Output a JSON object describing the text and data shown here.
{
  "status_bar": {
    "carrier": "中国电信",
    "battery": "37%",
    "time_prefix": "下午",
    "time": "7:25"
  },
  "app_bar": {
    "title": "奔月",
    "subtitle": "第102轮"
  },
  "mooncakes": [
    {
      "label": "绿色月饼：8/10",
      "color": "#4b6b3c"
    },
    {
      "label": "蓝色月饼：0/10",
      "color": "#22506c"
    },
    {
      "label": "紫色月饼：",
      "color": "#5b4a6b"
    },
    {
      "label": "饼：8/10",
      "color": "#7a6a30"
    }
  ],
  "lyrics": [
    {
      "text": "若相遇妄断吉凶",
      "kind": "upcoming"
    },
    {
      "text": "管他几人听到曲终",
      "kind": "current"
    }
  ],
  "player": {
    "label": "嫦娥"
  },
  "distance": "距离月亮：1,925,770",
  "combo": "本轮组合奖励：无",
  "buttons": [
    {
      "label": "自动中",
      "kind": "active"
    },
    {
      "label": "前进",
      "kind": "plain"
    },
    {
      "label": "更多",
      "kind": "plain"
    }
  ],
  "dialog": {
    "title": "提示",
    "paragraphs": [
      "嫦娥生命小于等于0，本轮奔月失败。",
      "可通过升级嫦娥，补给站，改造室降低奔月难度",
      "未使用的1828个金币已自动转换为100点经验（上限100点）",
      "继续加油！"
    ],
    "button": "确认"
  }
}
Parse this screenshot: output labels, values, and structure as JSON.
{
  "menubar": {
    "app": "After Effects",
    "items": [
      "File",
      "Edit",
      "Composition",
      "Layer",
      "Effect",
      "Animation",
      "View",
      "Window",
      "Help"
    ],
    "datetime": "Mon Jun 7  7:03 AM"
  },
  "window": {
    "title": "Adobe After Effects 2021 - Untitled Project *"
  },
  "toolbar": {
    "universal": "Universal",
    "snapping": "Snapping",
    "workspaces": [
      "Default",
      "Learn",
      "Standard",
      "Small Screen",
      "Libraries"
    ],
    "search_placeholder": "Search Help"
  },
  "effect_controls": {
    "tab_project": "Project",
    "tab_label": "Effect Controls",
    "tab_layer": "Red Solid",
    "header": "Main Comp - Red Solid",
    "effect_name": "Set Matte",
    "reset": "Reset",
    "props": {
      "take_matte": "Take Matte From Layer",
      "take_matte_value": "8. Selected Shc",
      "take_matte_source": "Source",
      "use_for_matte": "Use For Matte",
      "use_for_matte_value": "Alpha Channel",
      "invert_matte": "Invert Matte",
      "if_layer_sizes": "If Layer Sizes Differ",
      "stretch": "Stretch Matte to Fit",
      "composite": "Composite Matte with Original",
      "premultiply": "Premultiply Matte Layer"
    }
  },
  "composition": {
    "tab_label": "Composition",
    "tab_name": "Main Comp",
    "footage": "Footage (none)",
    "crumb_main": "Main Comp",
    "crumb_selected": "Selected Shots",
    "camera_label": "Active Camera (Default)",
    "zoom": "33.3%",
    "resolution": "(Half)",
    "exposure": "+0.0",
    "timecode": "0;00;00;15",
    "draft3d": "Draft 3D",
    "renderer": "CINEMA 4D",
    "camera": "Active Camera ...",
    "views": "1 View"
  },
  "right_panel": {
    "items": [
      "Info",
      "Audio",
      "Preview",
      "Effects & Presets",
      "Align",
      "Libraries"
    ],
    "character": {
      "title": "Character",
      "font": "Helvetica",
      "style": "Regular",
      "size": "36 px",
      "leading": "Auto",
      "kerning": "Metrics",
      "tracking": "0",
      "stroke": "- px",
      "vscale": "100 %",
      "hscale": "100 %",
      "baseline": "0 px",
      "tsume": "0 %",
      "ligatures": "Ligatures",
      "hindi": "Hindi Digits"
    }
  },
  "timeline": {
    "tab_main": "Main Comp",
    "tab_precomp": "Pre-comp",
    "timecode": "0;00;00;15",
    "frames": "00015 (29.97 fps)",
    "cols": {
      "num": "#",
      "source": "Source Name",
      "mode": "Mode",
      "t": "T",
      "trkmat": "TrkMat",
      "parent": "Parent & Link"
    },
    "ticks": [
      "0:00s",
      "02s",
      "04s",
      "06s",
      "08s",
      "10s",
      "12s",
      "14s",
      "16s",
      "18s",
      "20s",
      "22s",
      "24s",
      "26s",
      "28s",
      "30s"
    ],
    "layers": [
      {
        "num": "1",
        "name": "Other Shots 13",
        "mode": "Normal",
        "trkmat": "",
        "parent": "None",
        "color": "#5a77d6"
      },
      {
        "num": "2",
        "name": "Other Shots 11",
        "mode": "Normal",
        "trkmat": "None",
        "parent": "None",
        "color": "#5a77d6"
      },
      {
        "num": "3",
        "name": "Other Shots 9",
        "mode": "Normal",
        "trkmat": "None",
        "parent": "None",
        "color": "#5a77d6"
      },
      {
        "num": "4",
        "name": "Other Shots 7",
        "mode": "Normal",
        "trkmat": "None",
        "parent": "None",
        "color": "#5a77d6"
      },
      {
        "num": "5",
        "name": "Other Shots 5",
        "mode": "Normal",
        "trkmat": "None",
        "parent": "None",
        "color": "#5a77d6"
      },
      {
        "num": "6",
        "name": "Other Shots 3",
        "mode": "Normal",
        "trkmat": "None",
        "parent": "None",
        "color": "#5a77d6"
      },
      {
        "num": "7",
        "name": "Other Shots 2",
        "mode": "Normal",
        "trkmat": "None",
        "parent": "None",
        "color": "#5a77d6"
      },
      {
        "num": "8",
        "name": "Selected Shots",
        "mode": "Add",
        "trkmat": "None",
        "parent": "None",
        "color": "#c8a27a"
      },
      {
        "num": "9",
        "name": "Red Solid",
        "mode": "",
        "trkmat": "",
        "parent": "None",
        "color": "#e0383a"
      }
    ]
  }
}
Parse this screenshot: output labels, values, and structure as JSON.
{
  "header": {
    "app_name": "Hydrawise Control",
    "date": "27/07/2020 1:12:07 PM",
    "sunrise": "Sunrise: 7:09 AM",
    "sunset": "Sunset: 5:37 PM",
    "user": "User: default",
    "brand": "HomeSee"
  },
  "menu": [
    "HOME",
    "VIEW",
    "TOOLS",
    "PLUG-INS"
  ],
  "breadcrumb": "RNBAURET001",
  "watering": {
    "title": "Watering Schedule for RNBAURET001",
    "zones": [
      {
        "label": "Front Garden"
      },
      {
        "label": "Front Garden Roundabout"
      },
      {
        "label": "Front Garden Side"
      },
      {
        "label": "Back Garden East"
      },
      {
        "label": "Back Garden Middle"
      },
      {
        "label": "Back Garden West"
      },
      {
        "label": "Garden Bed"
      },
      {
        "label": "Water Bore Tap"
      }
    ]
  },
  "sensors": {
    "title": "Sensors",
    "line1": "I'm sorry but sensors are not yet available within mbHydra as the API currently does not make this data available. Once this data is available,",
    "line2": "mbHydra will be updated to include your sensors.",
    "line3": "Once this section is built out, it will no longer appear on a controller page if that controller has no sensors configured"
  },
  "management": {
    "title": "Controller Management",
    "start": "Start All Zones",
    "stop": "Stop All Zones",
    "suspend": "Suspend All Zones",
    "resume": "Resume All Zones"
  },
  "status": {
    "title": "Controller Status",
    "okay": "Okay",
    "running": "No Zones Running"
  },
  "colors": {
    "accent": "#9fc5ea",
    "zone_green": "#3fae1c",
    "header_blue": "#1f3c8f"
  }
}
....
Work through the records above line by line and count those that hold the string "Other". Give only the result.

7